Excerpted records:
▬▬▬▬▬▬
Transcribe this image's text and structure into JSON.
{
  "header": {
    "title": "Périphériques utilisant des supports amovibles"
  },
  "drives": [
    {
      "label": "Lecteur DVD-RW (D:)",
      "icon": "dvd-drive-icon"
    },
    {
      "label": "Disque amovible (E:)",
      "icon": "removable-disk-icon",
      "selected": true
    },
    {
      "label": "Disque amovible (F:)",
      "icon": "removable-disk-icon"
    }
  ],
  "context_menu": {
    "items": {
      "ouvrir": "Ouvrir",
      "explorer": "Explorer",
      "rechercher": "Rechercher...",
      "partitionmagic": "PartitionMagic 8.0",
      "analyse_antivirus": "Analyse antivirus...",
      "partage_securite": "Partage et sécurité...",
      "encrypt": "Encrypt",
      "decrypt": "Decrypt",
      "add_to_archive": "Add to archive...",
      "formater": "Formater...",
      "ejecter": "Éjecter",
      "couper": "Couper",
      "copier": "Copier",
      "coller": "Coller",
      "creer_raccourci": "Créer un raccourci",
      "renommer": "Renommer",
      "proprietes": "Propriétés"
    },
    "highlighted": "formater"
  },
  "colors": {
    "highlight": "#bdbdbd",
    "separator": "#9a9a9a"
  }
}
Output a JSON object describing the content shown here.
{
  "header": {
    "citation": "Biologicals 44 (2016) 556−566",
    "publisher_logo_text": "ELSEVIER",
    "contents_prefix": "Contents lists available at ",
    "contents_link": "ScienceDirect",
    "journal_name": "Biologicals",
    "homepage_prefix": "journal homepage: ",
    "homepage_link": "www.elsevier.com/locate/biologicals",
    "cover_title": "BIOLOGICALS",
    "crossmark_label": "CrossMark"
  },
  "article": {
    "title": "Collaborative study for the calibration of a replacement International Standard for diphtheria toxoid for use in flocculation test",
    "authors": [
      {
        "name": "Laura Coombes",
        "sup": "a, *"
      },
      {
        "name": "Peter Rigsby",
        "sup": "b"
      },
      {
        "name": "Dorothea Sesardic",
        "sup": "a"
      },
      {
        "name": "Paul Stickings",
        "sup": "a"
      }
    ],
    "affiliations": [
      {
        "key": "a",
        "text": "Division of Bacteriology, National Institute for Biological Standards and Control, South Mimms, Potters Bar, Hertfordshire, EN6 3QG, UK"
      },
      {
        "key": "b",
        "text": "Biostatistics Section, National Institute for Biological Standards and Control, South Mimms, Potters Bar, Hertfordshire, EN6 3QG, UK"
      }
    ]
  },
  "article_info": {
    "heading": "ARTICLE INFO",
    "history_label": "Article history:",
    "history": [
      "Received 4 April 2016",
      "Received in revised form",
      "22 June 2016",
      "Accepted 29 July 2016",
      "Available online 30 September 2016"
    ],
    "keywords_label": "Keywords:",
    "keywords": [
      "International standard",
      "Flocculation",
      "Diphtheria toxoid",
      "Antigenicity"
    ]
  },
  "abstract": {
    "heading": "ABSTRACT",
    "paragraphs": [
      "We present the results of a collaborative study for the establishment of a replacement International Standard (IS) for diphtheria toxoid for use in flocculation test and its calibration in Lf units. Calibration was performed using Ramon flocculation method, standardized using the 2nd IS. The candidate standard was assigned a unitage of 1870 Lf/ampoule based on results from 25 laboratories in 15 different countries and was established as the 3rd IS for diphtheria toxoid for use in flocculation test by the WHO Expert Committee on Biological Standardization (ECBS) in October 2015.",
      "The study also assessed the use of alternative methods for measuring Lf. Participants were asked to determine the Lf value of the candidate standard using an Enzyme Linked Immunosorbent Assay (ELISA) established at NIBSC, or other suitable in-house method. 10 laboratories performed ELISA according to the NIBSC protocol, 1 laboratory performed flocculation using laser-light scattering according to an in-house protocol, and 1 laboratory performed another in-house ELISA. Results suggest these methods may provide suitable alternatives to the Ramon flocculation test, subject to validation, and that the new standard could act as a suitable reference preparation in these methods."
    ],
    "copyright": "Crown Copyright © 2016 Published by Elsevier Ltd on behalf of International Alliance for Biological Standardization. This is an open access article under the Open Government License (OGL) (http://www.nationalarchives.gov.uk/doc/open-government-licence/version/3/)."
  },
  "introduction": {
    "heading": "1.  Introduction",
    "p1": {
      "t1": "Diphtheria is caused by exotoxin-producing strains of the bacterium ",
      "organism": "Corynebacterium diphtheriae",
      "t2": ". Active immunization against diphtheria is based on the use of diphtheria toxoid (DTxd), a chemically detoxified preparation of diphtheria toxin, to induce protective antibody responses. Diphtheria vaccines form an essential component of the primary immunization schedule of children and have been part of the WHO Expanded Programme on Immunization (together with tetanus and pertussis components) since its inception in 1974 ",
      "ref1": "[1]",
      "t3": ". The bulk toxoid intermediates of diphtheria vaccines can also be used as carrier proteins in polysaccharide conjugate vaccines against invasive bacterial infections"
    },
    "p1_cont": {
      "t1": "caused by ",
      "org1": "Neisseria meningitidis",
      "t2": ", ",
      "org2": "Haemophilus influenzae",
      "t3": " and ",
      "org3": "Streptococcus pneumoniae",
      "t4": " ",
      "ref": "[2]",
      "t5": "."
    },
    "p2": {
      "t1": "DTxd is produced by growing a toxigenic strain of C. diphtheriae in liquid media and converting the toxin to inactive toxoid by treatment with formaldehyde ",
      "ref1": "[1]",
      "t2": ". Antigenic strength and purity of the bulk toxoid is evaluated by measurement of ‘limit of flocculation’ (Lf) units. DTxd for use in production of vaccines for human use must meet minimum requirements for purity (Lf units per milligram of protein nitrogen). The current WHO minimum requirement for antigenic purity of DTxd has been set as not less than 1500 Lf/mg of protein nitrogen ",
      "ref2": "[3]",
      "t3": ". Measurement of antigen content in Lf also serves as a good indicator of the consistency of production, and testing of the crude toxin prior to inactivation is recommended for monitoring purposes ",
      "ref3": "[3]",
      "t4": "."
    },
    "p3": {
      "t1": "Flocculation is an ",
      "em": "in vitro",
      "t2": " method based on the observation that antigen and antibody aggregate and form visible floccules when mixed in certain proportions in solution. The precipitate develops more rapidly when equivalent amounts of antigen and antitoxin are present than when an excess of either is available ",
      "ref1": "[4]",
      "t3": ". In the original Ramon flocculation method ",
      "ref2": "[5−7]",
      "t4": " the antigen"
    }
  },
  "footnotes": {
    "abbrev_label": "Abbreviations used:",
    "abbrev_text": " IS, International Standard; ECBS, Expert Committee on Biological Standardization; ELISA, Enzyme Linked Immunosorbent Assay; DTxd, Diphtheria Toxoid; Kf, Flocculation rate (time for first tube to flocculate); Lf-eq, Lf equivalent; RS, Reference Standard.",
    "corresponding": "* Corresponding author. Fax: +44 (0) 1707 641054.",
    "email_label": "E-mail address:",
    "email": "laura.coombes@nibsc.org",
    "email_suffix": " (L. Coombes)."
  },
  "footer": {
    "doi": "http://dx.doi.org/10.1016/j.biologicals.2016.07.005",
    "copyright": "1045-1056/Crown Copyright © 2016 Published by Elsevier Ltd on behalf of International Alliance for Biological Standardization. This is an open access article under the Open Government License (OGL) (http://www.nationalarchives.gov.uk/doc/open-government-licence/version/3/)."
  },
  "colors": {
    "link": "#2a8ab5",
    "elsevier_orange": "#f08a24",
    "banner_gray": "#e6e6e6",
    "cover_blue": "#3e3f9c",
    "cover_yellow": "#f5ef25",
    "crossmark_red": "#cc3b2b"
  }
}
▬▬▬▬▬▬
Copy each line of the data above without altering a single character.

Transcribe this image's text and structure into JSON.
{
  "header": {
    "title": "Périphériques utilisant des supports amovibles"
  },
  "drives": [
    {
      "label": "Lecteur DVD-RW (D:)",
      "icon": "dvd-drive-icon"
    },
    {
      "label": "Disque amovible (E:)",
      "icon": "removable-disk-icon",
      "selected": true
    },
    {
      "label": "Disque amovible (F:)",
      "icon": "removable-disk-icon"
    }
  ],
  "context_menu": {
    "items": {
      "ouvrir": "Ouvrir",
      "explorer": "Explorer",
      "rechercher": "Rechercher...",
      "partitionmagic": "PartitionMagic 8.0",
      "analyse_antivirus": "Analyse antivirus...",
      "partage_securite": "Partage et sécurité...",
      "encrypt": "Encrypt",
      "decrypt": "Decrypt",
      "add_to_archive": "Add to archive...",
      "formater": "Formater...",
      "ejecter": "Éjecter",
      "couper": "Couper",
      "copier": "Copier",
      "coller": "Coller",
      "creer_raccourci": "Créer un raccourci",
      "renommer": "Renommer",
      "proprietes": "Propriétés"
    },
    "highlighted": "formater"
  },
  "colors": {
    "highlight": "#bdbdbd",
    "separator": "#9a9a9a"
  }
}
Output a JSON object describing the content shown here.
{
  "header": {
    "citation": "Biologicals 44 (2016) 556−566",
    "publisher_logo_text": "ELSEVIER",
    "contents_prefix": "Contents lists available at ",
    "contents_link": "ScienceDirect",
    "journal_name": "Biologicals",
    "homepage_prefix": "journal homepage: ",
    "homepage_link": "www.elsevier.com/locate/biologicals",
    "cover_title": "BIOLOGICALS",
    "crossmark_label": "CrossMark"
  },
  "article": {
    "title": "Collaborative study for the calibration of a replacement International Standard for diphtheria toxoid for use in flocculation test",
    "authors": [
      {
        "name": "Laura Coombes",
        "sup": "a, *"
      },
      {
        "name": "Peter Rigsby",
        "sup": "b"
      },
      {
        "name": "Dorothea Sesardic",
        "sup": "a"
      },
      {
        "name": "Paul Stickings",
        "sup": "a"
      }
    ],
    "affiliations": [
      {
        "key": "a",
        "text": "Division of Bacteriology, National Institute for Biological Standards and Control, South Mimms, Potters Bar, Hertfordshire, EN6 3QG, UK"
      },
      {
        "key": "b",
        "text": "Biostatistics Section, National Institute for Biological Standards and Control, South Mimms, Potters Bar, Hertfordshire, EN6 3QG, UK"
      }
    ]
  },
  "article_info": {
    "heading": "ARTICLE INFO",
    "history_label": "Article history:",
    "history": [
      "Received 4 April 2016",
      "Received in revised form",
      "22 June 2016",
      "Accepted 29 July 2016",
      "Available online 30 September 2016"
    ],
    "keywords_label": "Keywords:",
    "keywords": [
      "International standard",
      "Flocculation",
      "Diphtheria toxoid",
      "Antigenicity"
    ]
  },
  "abstract": {
    "heading": "ABSTRACT",
    "paragraphs": [
      "We present the results of a collaborative study for the establishment of a replacement International Standard (IS) for diphtheria toxoid for use in flocculation test and its calibration in Lf units. Calibration was performed using Ramon flocculation method, standardized using the 2nd IS. The candidate standard was assigned a unitage of 1870 Lf/ampoule based on results from 25 laboratories in 15 different countries and was established as the 3rd IS for diphtheria toxoid for use in flocculation test by the WHO Expert Committee on Biological Standardization (ECBS) in October 2015.",
      "The study also assessed the use of alternative methods for measuring Lf. Participants were asked to determine the Lf value of the candidate standard using an Enzyme Linked Immunosorbent Assay (ELISA) established at NIBSC, or other suitable in-house method. 10 laboratories performed ELISA according to the NIBSC protocol, 1 laboratory performed flocculation using laser-light scattering according to an in-house protocol, and 1 laboratory performed another in-house ELISA. Results suggest these methods may provide suitable alternatives to the Ramon flocculation test, subject to validation, and that the new standard could act as a suitable reference preparation in these methods."
    ],
    "copyright": "Crown Copyright © 2016 Published by Elsevier Ltd on behalf of International Alliance for Biological Standardization. This is an open access article under the Open Government License (OGL) (http://www.nationalarchives.gov.uk/doc/open-government-licence/version/3/)."
  },
  "introduction": {
    "heading": "1.  Introduction",
    "p1": {
      "t1": "Diphtheria is caused by exotoxin-producing strains of the bacterium ",
      "organism": "Corynebacterium diphtheriae",
      "t2": ". Active immunization against diphtheria is based on the use of diphtheria toxoid (DTxd), a chemically detoxified preparation of diphtheria toxin, to induce protective antibody responses. Diphtheria vaccines form an essential component of the primary immunization schedule of children and have been part of the WHO Expanded Programme on Immunization (together with tetanus and pertussis components) since its inception in 1974 ",
      "ref1": "[1]",
      "t3": ". The bulk toxoid intermediates of diphtheria vaccines can also be used as carrier proteins in polysaccharide conjugate vaccines against invasive bacterial infections"
    },
    "p1_cont": {
      "t1": "caused by ",
      "org1": "Neisseria meningitidis",
      "t2": ", ",
      "org2": "Haemophilus influenzae",
      "t3": " and ",
      "org3": "Streptococcus pneumoniae",
      "t4": " ",
      "ref": "[2]",
      "t5": "."
    },
    "p2": {
      "t1": "DTxd is produced by growing a toxigenic strain of C. diphtheriae in liquid media and converting the toxin to inactive toxoid by treatment with formaldehyde ",
      "ref1": "[1]",
      "t2": ". Antigenic strength and purity of the bulk toxoid is evaluated by measurement of ‘limit of flocculation’ (Lf) units. DTxd for use in production of vaccines for human use must meet minimum requirements for purity (Lf units per milligram of protein nitrogen). The current WHO minimum requirement for antigenic purity of DTxd has been set as not less than 1500 Lf/mg of protein nitrogen ",
      "ref2": "[3]",
      "t3": ". Measurement of antigen content in Lf also serves as a good indicator of the consistency of production, and testing of the crude toxin prior to inactivation is recommended for monitoring purposes ",
      "ref3": "[3]",
      "t4": "."
    },
    "p3": {
      "t1": "Flocculation is an ",
      "em": "in vitro",
      "t2": " method based on the observation that antigen and antibody aggregate and form visible floccules when mixed in certain proportions in solution. The precipitate develops more rapidly when equivalent amounts of antigen and antitoxin are present than when an excess of either is available ",
      "ref1": "[4]",
      "t3": ". In the original Ramon flocculation method ",
      "ref2": "[5−7]",
      "t4": " the antigen"
    }
  },
  "footnotes": {
    "abbrev_label": "Abbreviations used:",
    "abbrev_text": " IS, International Standard; ECBS, Expert Committee on Biological Standardization; ELISA, Enzyme Linked Immunosorbent Assay; DTxd, Diphtheria Toxoid; Kf, Flocculation rate (time for first tube to flocculate); Lf-eq, Lf equivalent; RS, Reference Standard.",
    "corresponding": "* Corresponding author. Fax: +44 (0) 1707 641054.",
    "email_label": "E-mail address:",
    "email": "laura.coombes@nibsc.org",
    "email_suffix": " (L. Coombes)."
  },
  "footer": {
    "doi": "http://dx.doi.org/10.1016/j.biologicals.2016.07.005",
    "copyright": "1045-1056/Crown Copyright © 2016 Published by Elsevier Ltd on behalf of International Alliance for Biological Standardization. This is an open access article under the Open Government License (OGL) (http://www.nationalarchives.gov.uk/doc/open-government-licence/version/3/)."
  },
  "colors": {
    "link": "#2a8ab5",
    "elsevier_orange": "#f08a24",
    "banner_gray": "#e6e6e6",
    "cover_blue": "#3e3f9c",
    "cover_yellow": "#f5ef25",
    "crossmark_red": "#cc3b2b"
  }
}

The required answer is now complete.